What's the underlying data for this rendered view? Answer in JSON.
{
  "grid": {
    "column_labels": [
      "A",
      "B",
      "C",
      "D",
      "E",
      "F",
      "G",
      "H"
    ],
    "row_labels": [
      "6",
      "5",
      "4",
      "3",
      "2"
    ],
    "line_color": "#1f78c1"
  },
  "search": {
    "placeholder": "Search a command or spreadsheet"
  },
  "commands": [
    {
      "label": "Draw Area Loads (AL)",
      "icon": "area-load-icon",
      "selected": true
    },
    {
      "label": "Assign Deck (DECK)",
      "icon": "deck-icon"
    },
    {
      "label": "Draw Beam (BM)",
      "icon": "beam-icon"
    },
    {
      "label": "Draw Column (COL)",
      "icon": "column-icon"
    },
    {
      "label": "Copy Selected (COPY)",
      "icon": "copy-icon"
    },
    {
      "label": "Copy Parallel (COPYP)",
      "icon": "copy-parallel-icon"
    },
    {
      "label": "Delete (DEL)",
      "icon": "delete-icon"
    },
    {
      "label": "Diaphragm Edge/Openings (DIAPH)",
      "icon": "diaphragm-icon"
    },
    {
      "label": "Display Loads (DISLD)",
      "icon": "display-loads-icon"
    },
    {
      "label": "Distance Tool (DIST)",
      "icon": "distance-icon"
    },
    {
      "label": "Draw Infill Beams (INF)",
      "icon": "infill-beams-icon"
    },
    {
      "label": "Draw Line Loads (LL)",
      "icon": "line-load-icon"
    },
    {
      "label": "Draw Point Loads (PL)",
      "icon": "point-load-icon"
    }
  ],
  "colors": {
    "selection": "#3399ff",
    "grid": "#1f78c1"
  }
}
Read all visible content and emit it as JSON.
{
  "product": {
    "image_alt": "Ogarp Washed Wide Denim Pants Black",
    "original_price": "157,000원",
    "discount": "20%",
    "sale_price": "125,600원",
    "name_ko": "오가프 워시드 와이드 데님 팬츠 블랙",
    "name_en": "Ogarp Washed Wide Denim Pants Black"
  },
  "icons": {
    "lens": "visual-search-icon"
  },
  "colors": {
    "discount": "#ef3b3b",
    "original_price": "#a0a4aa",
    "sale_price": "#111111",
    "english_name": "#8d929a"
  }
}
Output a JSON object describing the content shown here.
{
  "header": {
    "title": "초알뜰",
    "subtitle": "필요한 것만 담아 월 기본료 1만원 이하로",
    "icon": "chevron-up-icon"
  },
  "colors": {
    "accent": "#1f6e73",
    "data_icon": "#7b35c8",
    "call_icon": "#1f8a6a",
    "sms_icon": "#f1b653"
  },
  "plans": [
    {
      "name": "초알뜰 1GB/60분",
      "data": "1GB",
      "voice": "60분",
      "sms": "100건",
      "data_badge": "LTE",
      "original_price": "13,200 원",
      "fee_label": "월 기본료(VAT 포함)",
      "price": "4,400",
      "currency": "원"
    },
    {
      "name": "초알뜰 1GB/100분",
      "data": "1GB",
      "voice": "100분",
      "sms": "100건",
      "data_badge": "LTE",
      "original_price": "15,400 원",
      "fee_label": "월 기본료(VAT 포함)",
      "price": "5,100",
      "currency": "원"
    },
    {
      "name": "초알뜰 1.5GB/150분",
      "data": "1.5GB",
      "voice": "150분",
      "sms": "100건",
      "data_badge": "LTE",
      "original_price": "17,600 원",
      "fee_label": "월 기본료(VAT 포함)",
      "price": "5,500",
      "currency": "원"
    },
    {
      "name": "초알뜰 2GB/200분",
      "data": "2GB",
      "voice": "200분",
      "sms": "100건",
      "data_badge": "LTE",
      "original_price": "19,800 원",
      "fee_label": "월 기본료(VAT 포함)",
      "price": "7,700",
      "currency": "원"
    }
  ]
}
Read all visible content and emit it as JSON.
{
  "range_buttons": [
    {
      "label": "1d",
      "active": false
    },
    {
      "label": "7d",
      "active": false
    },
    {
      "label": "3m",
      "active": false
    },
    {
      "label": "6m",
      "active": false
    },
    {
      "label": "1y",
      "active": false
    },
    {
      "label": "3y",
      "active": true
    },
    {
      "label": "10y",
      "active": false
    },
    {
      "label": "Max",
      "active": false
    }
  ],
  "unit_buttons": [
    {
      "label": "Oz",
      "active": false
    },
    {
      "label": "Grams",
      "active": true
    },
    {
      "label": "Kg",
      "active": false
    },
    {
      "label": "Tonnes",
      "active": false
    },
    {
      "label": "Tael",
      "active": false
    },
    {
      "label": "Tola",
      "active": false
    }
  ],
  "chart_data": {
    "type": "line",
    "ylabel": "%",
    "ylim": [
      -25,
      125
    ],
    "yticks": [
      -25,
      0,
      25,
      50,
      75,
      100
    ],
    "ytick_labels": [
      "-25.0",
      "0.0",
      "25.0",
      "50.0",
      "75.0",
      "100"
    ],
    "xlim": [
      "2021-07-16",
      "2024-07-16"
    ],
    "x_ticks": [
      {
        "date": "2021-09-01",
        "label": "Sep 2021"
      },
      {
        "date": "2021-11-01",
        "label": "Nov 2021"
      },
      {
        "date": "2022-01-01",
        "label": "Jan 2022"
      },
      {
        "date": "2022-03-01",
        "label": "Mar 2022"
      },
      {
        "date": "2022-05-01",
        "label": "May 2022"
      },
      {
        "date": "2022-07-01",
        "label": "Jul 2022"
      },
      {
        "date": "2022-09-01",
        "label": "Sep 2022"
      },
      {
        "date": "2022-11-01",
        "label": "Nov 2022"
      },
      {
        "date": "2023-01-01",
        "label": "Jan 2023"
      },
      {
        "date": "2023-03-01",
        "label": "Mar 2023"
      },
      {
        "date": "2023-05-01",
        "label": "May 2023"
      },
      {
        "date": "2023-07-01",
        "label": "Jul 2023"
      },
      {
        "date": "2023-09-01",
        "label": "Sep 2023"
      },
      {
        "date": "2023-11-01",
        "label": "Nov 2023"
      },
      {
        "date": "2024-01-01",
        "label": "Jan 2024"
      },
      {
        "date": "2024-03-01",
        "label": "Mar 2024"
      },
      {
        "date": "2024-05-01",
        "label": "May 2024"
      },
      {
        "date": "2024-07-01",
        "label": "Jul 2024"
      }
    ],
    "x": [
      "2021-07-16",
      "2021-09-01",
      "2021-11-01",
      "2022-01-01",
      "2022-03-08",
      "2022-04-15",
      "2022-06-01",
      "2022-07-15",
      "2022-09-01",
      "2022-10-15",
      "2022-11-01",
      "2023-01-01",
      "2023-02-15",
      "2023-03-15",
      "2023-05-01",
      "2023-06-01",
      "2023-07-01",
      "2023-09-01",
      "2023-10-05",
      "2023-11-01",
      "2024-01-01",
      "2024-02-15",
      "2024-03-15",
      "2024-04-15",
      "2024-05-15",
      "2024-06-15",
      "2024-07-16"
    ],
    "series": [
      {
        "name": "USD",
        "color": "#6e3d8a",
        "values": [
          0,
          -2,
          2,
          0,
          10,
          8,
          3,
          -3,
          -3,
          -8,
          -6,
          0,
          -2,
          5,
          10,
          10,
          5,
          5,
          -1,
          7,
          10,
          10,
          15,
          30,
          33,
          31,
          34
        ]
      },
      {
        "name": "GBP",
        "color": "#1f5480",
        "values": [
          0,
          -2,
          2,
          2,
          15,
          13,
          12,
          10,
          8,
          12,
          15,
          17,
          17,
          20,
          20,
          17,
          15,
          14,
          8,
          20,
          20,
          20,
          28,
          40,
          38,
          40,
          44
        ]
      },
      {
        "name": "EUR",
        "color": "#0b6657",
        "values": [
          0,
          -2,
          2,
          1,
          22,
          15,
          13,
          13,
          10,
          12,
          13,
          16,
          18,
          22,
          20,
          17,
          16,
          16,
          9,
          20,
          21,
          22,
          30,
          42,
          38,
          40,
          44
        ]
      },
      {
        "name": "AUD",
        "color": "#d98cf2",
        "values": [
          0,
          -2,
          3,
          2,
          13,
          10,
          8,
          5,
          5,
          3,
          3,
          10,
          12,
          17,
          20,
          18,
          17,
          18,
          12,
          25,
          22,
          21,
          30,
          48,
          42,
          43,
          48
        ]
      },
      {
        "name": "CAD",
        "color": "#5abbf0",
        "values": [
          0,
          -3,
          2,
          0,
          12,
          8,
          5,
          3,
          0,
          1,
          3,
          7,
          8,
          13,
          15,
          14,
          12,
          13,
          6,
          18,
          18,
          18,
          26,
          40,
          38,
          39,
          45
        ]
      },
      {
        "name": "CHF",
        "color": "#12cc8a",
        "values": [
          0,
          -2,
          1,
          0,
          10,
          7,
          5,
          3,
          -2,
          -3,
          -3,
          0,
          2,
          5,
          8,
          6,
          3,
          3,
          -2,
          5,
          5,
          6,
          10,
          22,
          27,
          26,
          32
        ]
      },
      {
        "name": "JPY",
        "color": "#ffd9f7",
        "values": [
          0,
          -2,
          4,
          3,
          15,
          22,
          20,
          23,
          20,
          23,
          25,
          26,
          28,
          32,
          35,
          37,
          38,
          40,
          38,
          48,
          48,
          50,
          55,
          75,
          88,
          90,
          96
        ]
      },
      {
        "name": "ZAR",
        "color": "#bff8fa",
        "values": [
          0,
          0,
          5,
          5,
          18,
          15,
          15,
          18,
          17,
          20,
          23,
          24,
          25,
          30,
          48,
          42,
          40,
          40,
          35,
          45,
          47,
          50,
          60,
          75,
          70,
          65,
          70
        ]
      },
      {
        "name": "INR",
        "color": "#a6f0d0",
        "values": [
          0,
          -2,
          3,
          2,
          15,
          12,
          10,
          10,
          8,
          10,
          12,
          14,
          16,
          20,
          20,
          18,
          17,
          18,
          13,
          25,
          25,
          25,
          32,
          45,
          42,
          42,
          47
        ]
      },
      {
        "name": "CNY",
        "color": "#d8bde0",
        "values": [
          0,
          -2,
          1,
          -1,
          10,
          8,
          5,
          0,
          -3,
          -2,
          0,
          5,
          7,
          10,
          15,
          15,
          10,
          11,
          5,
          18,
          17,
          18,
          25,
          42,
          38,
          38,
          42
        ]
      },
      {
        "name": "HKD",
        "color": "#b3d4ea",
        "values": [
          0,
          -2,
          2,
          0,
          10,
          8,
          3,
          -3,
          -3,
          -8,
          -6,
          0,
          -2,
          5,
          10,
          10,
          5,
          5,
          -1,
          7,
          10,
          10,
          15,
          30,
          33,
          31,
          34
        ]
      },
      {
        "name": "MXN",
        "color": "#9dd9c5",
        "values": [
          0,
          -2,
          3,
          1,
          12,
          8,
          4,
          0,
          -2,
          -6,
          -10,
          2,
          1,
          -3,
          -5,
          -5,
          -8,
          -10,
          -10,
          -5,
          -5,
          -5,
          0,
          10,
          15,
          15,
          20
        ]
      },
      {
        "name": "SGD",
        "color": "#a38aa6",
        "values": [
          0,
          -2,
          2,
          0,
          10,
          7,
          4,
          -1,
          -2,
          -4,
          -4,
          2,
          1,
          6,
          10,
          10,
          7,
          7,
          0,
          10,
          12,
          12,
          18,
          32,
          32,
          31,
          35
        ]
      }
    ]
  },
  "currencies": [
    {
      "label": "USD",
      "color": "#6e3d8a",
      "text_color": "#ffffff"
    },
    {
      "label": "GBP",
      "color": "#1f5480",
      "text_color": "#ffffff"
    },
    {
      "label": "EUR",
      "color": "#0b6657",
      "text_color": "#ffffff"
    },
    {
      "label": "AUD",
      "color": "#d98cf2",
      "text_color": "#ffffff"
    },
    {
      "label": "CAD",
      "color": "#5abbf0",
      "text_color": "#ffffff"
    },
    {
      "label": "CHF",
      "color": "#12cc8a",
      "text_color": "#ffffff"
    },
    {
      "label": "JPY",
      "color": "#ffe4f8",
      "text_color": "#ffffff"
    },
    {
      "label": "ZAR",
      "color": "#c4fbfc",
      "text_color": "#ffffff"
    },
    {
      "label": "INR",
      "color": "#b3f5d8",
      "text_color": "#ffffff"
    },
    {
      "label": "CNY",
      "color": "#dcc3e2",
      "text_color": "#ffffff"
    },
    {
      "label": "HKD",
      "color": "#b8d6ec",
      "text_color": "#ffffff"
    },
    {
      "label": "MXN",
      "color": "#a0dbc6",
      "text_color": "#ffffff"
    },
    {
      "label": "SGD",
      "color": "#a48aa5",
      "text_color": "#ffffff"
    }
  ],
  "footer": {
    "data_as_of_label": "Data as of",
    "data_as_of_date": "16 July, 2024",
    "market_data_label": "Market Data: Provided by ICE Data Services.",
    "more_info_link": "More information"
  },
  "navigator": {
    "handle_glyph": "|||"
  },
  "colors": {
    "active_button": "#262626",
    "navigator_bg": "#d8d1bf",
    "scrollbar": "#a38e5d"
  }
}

+ + + +

## Job
Pick out the lines containing the string "Draw" and show them.

## Written reply
      "label": "Draw Area Loads (AL)",
      "label": "Draw Beam (BM)",
      "label": "Draw Column (COL)",
      "label": "Draw Infill Beams (INF)",
      "label": "Draw Line Loads (LL)",
      "label": "Draw Point Loads (PL)",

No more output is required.